Track down the lines that contain "axes" and copy them.

Data items
━━━━━━━━━━━━━━━━━━━━━━━━━━━━━━
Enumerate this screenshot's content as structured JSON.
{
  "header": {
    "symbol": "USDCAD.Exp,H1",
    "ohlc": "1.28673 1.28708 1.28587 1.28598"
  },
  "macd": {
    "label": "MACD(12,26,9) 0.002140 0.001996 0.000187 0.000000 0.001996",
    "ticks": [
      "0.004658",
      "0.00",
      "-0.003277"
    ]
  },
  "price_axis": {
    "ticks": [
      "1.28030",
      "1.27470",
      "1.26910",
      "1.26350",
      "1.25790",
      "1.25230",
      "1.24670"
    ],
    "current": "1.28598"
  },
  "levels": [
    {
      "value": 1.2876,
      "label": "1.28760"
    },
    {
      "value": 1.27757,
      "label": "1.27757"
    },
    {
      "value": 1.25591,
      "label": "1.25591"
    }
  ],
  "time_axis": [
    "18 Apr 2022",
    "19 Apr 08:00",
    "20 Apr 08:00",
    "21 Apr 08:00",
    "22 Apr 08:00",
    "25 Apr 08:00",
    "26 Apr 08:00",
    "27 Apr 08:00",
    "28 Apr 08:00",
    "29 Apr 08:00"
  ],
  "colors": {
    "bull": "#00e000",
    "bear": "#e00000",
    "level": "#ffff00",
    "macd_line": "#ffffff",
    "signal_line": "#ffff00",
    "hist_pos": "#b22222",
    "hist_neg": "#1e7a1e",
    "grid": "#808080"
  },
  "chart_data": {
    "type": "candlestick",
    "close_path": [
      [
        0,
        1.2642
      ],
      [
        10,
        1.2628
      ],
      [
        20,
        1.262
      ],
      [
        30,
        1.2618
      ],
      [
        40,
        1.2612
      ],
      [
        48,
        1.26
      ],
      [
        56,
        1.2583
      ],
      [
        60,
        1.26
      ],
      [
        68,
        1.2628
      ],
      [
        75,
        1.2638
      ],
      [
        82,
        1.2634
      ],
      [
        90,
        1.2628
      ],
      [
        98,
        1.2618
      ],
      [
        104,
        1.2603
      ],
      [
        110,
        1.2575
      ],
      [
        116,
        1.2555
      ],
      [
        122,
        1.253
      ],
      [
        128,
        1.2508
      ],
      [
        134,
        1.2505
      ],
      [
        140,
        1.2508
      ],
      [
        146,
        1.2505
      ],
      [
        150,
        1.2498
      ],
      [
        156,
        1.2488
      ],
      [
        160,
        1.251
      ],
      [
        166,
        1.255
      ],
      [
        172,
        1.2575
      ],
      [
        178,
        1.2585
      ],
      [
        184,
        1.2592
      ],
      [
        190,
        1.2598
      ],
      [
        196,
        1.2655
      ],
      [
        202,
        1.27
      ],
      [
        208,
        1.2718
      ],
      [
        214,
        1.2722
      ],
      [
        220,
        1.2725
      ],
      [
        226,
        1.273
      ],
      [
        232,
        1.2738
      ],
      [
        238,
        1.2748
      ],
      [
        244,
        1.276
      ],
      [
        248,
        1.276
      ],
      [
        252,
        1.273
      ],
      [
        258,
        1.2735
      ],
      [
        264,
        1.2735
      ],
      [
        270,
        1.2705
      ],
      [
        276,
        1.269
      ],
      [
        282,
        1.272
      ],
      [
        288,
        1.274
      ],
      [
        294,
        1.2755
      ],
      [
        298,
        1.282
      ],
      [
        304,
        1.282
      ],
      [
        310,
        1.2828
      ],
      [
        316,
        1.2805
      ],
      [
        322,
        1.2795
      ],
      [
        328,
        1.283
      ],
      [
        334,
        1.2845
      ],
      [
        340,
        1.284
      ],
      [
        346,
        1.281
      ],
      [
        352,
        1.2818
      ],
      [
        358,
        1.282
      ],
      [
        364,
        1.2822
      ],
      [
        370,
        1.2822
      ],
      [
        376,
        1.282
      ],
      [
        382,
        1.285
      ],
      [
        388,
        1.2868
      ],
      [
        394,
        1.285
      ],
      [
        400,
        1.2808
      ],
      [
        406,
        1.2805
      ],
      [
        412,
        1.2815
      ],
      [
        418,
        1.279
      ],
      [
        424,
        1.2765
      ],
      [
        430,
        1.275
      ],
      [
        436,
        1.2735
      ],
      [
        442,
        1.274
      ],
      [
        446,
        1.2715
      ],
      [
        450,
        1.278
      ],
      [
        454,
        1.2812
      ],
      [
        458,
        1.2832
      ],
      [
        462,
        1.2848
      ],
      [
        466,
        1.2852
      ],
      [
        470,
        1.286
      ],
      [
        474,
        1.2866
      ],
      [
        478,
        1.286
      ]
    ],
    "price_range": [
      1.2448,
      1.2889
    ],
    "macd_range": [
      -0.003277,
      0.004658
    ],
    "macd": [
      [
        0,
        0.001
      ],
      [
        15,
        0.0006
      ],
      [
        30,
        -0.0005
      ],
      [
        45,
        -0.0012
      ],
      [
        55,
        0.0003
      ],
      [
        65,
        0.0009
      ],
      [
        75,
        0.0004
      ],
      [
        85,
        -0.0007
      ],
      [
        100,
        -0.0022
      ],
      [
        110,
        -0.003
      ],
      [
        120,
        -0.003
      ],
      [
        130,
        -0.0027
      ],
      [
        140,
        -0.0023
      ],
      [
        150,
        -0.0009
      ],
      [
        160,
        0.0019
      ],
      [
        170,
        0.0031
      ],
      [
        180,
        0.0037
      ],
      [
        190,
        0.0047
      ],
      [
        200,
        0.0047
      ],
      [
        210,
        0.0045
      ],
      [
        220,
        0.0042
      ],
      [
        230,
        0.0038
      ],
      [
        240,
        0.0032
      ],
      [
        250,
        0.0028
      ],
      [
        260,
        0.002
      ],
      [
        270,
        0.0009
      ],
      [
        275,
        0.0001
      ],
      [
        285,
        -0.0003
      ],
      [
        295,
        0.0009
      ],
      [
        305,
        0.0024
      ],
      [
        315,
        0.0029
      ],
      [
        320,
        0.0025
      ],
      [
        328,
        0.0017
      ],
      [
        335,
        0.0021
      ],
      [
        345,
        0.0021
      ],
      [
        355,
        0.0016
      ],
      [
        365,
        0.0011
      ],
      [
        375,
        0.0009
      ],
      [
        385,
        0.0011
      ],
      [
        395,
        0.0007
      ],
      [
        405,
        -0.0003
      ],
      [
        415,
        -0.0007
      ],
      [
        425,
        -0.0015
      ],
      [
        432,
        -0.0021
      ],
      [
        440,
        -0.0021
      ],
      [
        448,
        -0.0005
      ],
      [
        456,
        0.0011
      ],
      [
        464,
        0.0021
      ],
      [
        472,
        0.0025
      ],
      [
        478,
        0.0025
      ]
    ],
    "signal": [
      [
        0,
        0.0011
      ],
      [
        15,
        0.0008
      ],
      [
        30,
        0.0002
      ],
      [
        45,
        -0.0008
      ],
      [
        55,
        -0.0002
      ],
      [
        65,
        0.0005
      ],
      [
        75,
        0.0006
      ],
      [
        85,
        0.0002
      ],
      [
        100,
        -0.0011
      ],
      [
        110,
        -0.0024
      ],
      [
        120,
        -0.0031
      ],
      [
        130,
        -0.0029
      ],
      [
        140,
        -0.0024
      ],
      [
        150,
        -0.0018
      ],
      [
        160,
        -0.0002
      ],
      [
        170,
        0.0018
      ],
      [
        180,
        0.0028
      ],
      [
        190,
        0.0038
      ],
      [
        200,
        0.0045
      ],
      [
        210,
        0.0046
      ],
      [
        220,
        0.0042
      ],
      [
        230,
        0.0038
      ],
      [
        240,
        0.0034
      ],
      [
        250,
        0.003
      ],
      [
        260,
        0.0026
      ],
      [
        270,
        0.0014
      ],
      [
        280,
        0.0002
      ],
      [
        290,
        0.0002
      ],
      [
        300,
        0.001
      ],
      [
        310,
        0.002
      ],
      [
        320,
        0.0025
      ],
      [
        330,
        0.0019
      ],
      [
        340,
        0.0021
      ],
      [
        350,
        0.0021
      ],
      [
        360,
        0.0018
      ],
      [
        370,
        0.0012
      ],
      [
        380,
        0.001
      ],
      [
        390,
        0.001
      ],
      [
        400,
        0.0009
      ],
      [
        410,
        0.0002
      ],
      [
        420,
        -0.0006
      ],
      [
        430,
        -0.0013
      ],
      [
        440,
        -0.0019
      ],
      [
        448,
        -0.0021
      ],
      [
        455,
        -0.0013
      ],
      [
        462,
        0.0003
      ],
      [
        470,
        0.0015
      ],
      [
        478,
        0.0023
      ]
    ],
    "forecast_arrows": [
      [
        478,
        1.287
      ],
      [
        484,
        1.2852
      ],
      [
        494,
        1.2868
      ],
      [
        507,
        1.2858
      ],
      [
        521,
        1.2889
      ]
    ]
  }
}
━━━━━━━━━━━━━━━━━━━━━━━━━━━━━━
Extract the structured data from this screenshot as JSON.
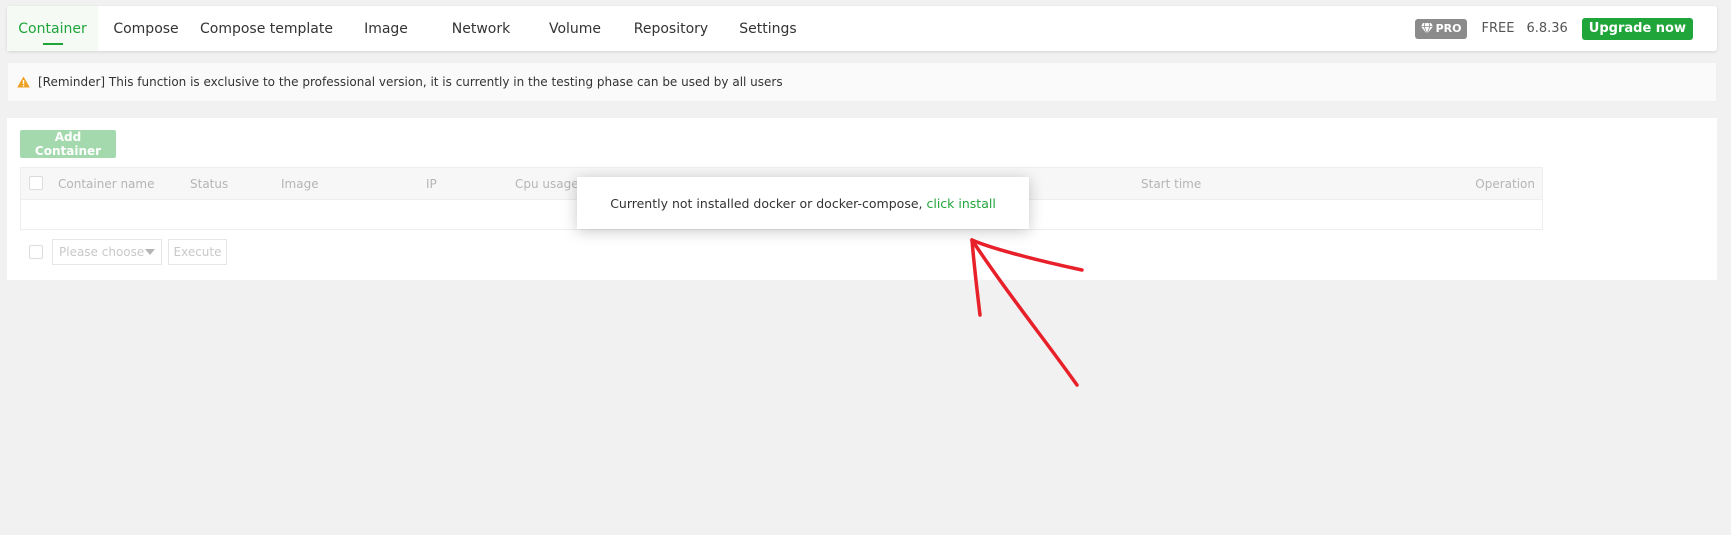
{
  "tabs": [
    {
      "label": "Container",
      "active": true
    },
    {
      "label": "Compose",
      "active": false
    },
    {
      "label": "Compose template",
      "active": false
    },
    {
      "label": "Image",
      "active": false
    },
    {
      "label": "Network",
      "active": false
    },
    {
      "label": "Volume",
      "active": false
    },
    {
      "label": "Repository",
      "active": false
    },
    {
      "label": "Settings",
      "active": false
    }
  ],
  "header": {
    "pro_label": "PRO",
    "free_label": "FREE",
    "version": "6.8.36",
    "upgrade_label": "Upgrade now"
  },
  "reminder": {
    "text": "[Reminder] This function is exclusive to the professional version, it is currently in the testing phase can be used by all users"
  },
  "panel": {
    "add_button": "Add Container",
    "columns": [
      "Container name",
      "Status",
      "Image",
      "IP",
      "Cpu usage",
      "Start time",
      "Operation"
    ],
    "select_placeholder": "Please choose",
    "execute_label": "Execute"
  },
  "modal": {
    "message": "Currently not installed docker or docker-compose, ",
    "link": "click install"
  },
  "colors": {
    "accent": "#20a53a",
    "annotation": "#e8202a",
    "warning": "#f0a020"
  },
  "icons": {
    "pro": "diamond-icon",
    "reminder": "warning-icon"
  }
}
━━━━━━━━━━━━━━━━━━━━━━━━━━━━━━
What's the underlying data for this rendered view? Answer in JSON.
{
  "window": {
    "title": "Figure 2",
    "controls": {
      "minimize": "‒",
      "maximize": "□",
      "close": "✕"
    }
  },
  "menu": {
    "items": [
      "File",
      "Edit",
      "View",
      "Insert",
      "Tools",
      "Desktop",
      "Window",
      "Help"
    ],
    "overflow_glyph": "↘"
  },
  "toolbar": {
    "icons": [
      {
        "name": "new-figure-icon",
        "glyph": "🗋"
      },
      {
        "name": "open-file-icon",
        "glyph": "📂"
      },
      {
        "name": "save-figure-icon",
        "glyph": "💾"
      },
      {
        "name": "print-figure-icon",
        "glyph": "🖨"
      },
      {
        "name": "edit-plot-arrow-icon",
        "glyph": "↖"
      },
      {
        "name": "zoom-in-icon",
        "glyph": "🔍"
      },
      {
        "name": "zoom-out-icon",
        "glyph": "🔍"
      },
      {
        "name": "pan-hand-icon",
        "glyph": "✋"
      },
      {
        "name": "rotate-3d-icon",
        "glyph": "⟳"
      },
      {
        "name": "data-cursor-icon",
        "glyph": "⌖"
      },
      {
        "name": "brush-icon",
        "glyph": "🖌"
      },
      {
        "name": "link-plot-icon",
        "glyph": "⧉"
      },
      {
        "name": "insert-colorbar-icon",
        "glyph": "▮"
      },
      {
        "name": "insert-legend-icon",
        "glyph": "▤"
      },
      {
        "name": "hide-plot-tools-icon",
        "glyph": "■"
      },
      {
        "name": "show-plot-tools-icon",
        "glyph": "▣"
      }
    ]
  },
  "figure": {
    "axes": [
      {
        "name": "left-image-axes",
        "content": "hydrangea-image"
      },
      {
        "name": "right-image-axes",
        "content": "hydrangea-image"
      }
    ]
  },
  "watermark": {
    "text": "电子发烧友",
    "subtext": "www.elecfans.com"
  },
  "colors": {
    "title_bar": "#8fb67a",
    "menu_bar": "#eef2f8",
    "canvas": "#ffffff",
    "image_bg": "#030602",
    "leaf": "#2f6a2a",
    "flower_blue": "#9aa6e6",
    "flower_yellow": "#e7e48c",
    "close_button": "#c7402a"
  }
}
━━━━━━━━━━━━━━━━━━━━━━━━━━━━━━
- Exercise solution -
    "axes": [
        "name": "left-image-axes",
        "name": "right-image-axes",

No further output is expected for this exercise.